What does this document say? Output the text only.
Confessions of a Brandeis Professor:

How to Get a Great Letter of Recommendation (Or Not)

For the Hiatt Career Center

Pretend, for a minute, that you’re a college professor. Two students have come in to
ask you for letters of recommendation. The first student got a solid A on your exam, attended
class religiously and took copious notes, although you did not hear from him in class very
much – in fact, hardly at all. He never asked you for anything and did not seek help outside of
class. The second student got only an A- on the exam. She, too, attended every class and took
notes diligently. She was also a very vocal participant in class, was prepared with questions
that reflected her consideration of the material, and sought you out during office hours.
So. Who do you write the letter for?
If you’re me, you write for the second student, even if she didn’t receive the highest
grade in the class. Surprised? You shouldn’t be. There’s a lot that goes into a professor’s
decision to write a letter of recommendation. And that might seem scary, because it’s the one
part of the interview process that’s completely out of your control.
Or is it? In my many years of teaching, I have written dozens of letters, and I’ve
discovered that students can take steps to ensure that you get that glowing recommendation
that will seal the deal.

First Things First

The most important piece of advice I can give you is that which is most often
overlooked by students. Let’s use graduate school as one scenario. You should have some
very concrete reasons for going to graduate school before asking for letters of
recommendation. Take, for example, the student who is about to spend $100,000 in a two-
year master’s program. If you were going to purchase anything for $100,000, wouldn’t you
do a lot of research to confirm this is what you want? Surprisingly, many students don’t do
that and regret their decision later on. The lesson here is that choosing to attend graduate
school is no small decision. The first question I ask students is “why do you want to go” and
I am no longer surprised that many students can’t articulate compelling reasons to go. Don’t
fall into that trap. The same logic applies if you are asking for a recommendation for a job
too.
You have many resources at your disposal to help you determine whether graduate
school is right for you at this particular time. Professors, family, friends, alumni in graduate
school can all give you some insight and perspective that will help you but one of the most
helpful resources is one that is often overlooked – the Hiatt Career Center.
****************
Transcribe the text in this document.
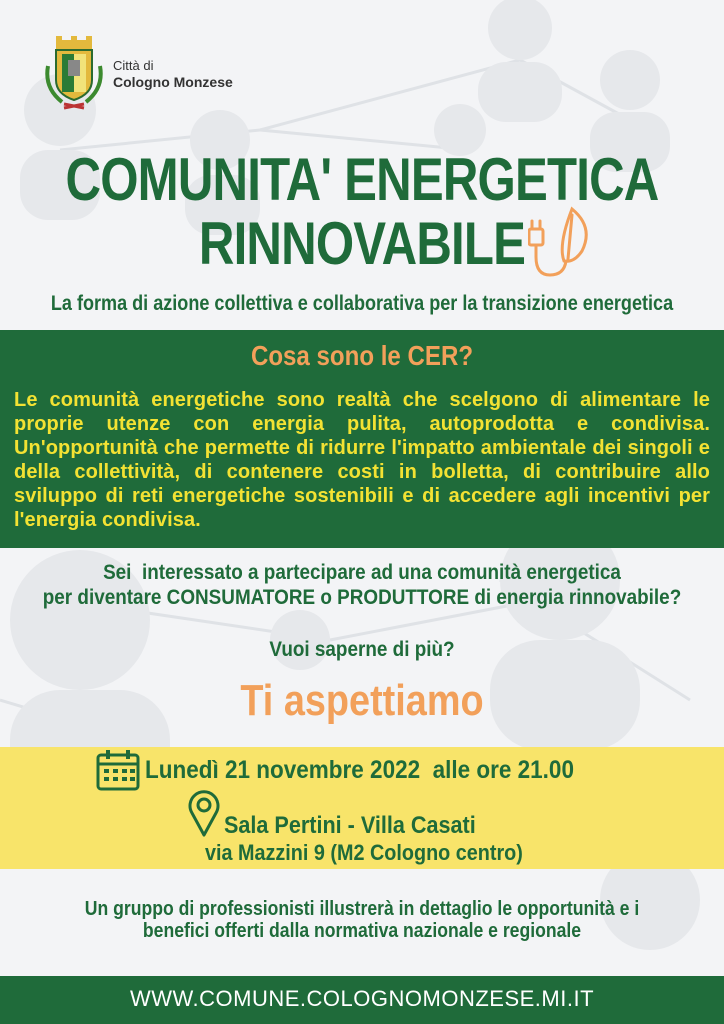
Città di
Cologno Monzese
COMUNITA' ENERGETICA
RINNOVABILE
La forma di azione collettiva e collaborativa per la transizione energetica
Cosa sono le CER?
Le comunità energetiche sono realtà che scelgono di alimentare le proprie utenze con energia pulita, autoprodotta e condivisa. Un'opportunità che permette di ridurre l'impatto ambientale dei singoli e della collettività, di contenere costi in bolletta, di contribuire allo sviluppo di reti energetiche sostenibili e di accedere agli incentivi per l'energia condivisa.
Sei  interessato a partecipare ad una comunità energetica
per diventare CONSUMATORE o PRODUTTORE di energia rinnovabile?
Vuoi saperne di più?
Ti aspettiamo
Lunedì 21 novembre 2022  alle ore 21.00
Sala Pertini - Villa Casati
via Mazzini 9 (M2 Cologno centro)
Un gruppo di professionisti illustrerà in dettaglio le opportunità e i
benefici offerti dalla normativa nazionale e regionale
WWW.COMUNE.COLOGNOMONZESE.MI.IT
****************
→ **STATED EXERCISE**
Of all the lines in the entries, how many contain the word "into"? Give only the number.

→ **EXERCISE RESULT**
2